#### [Written task]
Return the listing below in full, with every line exactly as it is.

------------------------------------------------------------

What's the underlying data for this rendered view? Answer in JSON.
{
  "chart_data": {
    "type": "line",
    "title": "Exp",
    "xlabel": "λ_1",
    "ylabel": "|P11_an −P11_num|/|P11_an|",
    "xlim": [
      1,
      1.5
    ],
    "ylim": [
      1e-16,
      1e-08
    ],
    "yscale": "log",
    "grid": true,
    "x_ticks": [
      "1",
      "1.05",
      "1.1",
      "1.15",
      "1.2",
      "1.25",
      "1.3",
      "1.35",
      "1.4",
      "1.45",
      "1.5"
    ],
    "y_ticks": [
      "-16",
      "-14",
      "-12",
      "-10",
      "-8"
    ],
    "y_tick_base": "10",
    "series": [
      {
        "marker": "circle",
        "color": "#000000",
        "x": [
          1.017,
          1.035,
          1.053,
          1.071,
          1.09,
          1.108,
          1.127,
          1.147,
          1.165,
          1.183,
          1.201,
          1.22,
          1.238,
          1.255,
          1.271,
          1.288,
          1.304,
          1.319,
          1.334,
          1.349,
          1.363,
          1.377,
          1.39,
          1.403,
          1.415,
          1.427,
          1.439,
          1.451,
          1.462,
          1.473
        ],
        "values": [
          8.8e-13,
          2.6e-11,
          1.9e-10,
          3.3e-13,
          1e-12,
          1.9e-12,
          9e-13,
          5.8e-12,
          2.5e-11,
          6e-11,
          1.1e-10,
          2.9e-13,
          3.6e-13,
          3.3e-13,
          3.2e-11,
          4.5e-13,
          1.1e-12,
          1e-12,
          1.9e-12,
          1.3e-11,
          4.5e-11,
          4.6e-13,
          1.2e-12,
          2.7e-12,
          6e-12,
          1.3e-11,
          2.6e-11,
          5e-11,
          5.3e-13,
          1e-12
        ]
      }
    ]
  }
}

------------------------------------------------------------

#### [Response below]
What's the underlying data for this rendered view? Answer in JSON.
{
  "chart_data": {
    "type": "line",
    "title": "Exp",
    "xlabel": "λ_1",
    "ylabel": "|P11_an −P11_num|/|P11_an|",
    "xlim": [
      1,
      1.5
    ],
    "ylim": [
      1e-16,
      1e-08
    ],
    "yscale": "log",
    "grid": true,
    "x_ticks": [
      "1",
      "1.05",
      "1.1",
      "1.15",
      "1.2",
      "1.25",
      "1.3",
      "1.35",
      "1.4",
      "1.45",
      "1.5"
    ],
    "y_ticks": [
      "-16",
      "-14",
      "-12",
      "-10",
      "-8"
    ],
    "y_tick_base": "10",
    "series": [
      {
        "marker": "circle",
        "color": "#000000",
        "x": [
          1.017,
          1.035,
          1.053,
          1.071,
          1.09,
          1.108,
          1.127,
          1.147,
          1.165,
          1.183,
          1.201,
          1.22,
          1.238,
          1.255,
          1.271,
          1.288,
          1.304,
          1.319,
          1.334,
          1.349,
          1.363,
          1.377,
          1.39,
          1.403,
          1.415,
          1.427,
          1.439,
          1.451,
          1.462,
          1.473
        ],
        "values": [
          8.8e-13,
          2.6e-11,
          1.9e-10,
          3.3e-13,
          1e-12,
          1.9e-12,
          9e-13,
          5.8e-12,
          2.5e-11,
          6e-11,
          1.1e-10,
          2.9e-13,
          3.6e-13,
          3.3e-13,
          3.2e-11,
          4.5e-13,
          1.1e-12,
          1e-12,
          1.9e-12,
          1.3e-11,
          4.5e-11,
          4.6e-13,
          1.2e-12,
          2.7e-12,
          6e-12,
          1.3e-11,
          2.6e-11,
          5e-11,
          5.3e-13,
          1e-12
        ]
      }
    ]
  }
}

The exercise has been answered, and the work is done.